**Material for this task:**
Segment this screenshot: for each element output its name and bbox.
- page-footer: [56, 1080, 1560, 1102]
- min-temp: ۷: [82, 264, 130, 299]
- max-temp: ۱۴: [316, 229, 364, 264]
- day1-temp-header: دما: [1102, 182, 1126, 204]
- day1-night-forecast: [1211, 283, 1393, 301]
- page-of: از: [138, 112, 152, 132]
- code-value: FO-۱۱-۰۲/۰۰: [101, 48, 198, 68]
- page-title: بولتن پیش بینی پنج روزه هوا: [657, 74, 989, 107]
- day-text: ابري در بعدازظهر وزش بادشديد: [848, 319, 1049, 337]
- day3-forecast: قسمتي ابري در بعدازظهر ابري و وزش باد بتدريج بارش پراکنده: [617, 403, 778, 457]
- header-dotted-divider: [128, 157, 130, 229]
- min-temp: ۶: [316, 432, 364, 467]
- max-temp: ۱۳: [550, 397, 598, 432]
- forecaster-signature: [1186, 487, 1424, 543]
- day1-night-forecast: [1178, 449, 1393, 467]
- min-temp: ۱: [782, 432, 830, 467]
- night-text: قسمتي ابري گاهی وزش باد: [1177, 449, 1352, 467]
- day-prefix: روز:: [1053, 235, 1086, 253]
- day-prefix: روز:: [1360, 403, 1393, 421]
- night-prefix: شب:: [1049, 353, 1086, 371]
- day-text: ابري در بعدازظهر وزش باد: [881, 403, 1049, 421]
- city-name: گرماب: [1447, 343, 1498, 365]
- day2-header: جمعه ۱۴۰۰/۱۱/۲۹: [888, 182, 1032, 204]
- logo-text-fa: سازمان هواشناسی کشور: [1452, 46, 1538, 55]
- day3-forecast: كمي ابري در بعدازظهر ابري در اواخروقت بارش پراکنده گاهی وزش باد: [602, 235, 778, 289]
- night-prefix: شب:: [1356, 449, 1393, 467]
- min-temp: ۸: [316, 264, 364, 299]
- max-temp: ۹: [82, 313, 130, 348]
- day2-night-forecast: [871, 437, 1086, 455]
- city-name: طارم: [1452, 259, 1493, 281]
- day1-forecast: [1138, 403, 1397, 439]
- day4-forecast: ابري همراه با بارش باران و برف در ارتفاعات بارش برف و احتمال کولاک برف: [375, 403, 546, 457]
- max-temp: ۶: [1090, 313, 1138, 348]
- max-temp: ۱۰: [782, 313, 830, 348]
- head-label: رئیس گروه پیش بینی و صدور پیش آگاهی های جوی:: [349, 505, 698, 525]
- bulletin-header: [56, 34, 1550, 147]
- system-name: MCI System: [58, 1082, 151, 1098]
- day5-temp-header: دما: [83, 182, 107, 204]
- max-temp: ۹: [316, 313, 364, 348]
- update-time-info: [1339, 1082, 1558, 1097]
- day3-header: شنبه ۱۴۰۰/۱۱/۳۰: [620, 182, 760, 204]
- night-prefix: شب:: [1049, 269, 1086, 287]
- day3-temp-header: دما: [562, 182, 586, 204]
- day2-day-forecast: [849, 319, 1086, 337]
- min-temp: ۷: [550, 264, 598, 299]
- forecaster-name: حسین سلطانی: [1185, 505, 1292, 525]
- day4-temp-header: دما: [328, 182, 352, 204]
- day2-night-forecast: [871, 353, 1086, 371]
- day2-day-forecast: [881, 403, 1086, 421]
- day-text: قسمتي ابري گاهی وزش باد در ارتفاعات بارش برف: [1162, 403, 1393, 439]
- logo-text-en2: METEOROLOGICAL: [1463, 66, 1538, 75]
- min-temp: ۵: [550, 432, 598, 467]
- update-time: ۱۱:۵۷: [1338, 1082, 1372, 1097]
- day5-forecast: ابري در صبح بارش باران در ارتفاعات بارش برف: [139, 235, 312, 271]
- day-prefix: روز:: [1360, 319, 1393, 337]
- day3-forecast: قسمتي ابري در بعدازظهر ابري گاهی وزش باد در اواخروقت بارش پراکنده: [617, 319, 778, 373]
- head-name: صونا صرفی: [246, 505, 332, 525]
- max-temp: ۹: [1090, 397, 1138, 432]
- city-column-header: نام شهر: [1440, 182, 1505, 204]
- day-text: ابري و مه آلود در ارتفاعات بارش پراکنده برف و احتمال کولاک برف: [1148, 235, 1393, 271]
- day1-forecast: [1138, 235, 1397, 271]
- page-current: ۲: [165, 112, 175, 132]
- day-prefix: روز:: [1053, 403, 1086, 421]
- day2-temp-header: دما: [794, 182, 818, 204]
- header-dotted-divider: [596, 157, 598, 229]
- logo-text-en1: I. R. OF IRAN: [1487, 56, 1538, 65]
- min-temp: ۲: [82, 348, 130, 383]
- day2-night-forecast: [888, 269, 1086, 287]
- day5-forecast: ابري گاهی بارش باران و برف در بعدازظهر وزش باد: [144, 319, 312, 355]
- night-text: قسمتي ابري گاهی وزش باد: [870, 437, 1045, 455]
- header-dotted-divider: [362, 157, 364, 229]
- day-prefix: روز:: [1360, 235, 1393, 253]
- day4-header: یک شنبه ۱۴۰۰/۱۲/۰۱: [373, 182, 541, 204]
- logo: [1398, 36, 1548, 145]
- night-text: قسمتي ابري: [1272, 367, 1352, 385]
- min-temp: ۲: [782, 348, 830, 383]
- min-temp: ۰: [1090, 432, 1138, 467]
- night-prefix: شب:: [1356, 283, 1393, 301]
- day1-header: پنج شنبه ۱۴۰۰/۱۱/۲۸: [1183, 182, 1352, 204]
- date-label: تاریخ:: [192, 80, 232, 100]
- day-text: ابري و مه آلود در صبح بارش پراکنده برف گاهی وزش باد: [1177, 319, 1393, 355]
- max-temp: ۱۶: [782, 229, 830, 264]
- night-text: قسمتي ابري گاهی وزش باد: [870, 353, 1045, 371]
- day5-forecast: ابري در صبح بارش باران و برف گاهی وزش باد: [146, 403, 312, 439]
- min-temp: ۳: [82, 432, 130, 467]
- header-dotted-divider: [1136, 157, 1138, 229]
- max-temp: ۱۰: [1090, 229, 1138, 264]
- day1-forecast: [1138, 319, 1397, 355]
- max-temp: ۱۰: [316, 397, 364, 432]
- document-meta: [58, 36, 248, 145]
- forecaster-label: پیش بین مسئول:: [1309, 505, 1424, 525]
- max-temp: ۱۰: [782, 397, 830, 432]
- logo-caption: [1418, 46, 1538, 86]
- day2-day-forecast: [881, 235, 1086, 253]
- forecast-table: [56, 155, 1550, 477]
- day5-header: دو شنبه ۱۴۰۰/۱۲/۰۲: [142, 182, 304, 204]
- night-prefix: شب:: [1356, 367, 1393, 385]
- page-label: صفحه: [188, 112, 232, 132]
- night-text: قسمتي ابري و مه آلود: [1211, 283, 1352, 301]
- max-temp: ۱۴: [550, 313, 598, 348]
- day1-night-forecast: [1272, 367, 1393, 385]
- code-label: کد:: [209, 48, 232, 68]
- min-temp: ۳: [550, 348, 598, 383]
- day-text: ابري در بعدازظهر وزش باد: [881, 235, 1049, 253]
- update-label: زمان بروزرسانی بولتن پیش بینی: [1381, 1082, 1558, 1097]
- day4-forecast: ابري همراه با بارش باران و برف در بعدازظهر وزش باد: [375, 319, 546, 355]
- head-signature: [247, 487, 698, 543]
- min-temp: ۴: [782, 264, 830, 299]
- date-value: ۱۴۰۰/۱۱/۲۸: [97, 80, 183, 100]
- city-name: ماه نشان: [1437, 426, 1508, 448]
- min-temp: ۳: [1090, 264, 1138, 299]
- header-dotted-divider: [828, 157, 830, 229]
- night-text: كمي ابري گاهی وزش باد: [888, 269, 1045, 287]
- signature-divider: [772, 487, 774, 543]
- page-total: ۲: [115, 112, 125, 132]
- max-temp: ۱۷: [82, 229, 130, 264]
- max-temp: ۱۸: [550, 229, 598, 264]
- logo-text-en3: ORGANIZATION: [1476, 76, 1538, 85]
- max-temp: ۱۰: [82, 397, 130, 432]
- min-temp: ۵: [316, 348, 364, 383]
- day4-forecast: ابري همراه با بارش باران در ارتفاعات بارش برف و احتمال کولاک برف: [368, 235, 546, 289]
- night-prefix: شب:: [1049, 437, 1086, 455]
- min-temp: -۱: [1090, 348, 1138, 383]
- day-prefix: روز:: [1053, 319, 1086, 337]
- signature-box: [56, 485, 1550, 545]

**Do this:**
Repeat the stretch of rows from the start through the line that contains "- day-text: ابري در بعدازظهر وزش باد: [881, 403, 1049, 421]", swapping "min-temp" for "low-temp" and keeping everything else the same.

**Output for this task:**
Segment this screenshot: for each element output its name and bbox.
- page-footer: [56, 1080, 1560, 1102]
- low-temp: ۷: [82, 264, 130, 299]
- max-temp: ۱۴: [316, 229, 364, 264]
- day1-temp-header: دما: [1102, 182, 1126, 204]
- day1-night-forecast: [1211, 283, 1393, 301]
- page-of: از: [138, 112, 152, 132]
- code-value: FO-۱۱-۰۲/۰۰: [101, 48, 198, 68]
- page-title: بولتن پیش بینی پنج روزه هوا: [657, 74, 989, 107]
- day-text: ابري در بعدازظهر وزش بادشديد: [848, 319, 1049, 337]
- day3-forecast: قسمتي ابري در بعدازظهر ابري و وزش باد بتدريج بارش پراکنده: [617, 403, 778, 457]
- header-dotted-divider: [128, 157, 130, 229]
- low-temp: ۶: [316, 432, 364, 467]
- max-temp: ۱۳: [550, 397, 598, 432]
- forecaster-signature: [1186, 487, 1424, 543]
- day1-night-forecast: [1178, 449, 1393, 467]
- low-temp: ۱: [782, 432, 830, 467]
- night-text: قسمتي ابري گاهی وزش باد: [1177, 449, 1352, 467]
- day-prefix: روز:: [1053, 235, 1086, 253]
- day-prefix: روز:: [1360, 403, 1393, 421]
- night-prefix: شب:: [1049, 353, 1086, 371]
- day-text: ابري در بعدازظهر وزش باد: [881, 403, 1049, 421]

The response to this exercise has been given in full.